• _ЗАДАНИЕ 1_:
Перепишите целиком текст о коллективной вине, сохраняя его слово в слово.

Коллективная вина. Как жили немцы после войны?
Шрифт:
Факт этого распространенного в мире, хотя и не всеобщего мнения снова и снова подбивает нас не только воспользоваться для защиты нашим простым отделением политической ответственности от моральной виновности, но и проверить, много ли правды содержит в себе коллективистское мышление. Мы не отказываемся от такого отделения, но мы должны ограничить его, отметив, что поведение, приведшее к ответственности, основано на общей политической обстановке, которая носит характер как бы моральный, потому что тоже определяет мораль индивидуума. От этой обстановки индивидуум не может отделить себя полностью, потому что он, осознанно или неосознанно, живет как ее элемент, который никак не может уйти от влияния среды, даже находясь в оппозиции. Есть что-то вроде моральной коллективной виновности в том образе жизни населения, который я, как отдельное лицо, разделяю и из которого возникают политические реальности.
Ведь политическая обстановка и весь образ жизни людей неразделимы. Нельзя абсолютно отделить политику от принадлежности к роду человеческому, человек не отшельник, гибнущий в одиночку.

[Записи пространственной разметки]
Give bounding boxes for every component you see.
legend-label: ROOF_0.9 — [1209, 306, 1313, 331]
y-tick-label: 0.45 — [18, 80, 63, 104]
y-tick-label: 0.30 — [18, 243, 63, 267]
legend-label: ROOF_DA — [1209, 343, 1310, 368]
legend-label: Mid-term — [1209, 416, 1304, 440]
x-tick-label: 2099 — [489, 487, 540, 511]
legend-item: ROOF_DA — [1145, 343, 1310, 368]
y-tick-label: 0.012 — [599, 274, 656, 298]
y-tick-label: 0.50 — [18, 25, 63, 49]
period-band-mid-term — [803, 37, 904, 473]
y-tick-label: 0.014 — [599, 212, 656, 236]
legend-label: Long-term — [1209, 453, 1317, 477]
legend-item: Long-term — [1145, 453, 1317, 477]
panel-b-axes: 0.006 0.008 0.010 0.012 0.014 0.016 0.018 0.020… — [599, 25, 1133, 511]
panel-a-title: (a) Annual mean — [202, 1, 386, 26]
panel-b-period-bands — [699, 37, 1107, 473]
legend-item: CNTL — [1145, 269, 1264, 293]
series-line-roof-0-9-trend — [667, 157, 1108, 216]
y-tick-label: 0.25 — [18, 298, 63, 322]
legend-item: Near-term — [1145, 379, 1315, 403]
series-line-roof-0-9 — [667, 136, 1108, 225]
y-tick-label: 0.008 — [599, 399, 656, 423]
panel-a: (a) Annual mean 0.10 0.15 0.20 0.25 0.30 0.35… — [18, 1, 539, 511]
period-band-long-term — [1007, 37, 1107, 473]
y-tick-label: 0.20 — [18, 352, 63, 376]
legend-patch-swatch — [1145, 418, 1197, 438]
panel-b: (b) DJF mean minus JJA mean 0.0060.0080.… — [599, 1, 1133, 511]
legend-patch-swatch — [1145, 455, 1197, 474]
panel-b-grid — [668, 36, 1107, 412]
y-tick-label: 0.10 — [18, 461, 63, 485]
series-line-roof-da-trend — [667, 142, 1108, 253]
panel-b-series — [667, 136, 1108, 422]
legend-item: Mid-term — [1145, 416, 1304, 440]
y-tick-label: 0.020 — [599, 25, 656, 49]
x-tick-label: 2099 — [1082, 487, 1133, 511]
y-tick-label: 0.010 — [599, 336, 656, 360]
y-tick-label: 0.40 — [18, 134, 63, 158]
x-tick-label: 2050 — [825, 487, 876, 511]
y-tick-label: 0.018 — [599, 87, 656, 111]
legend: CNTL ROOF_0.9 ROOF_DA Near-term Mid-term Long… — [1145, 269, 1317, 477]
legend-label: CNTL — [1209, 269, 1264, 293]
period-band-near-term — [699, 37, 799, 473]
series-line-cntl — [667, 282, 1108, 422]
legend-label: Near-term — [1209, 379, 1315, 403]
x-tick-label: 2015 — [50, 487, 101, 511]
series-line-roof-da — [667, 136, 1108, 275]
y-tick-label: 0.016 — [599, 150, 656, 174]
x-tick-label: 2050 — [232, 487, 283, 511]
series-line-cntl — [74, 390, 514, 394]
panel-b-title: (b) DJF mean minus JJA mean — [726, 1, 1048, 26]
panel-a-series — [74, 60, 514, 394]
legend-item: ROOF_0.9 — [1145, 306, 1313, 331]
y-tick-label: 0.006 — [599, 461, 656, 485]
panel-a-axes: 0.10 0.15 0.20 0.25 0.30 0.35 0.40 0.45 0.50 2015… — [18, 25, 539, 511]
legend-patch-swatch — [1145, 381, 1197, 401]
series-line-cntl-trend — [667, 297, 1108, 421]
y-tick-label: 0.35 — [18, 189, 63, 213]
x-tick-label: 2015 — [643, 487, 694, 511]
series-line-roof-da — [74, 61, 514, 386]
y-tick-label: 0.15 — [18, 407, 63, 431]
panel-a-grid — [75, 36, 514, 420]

• _ЗАДАНИЕ 2_:
Приведите ещё раз без изменений строки записей: начните с первой строки записей и остановитесь после строки, содержащей «legend-label: Long-term —», включив её.

• _ОТВЕТ К УПРАЖНЕНИЮ 1_:
Коллективная вина. Как жили немцы после войны?
Шрифт:
Факт этого распространенного в мире, хотя и не всеобщего мнения снова и снова подбивает нас не только воспользоваться для защиты нашим простым отделением политической ответственности от моральной виновности, но и проверить, много ли правды содержит в себе коллективистское мышление. Мы не отказываемся от такого отделения, но мы должны ограничить его, отметив, что поведение, приведшее к ответственности, основано на общей политической обстановке, которая носит характер как бы моральный, потому что тоже определяет мораль индивидуума. От этой обстановки индивидуум не может отделить себя полностью, потому что он, осознанно или неосознанно, живет как ее элемент, который никак не может уйти от влияния среды, даже находясь в оппозиции. Есть что-то вроде моральной коллективной виновности в том образе жизни населения, который я, как отдельное лицо, разделяю и из которого возникают политические реальности.
Ведь политическая обстановка и весь образ жизни людей неразделимы. Нельзя абсолютно отделить политику от принадлежности к роду человеческому, человек не отшельник, гибнущий в одиночку.

• _ОТВЕТ К УПРАЖНЕНИЮ 2_:
Give bounding boxes for every component you see.
legend-label: ROOF_0.9 — [1209, 306, 1313, 331]
y-tick-label: 0.45 — [18, 80, 63, 104]
y-tick-label: 0.30 — [18, 243, 63, 267]
legend-label: ROOF_DA — [1209, 343, 1310, 368]
legend-label: Mid-term — [1209, 416, 1304, 440]
x-tick-label: 2099 — [489, 487, 540, 511]
legend-item: ROOF_DA — [1145, 343, 1310, 368]
y-tick-label: 0.012 — [599, 274, 656, 298]
y-tick-label: 0.50 — [18, 25, 63, 49]
period-band-mid-term — [803, 37, 904, 473]
y-tick-label: 0.014 — [599, 212, 656, 236]
legend-label: Long-term — [1209, 453, 1317, 477]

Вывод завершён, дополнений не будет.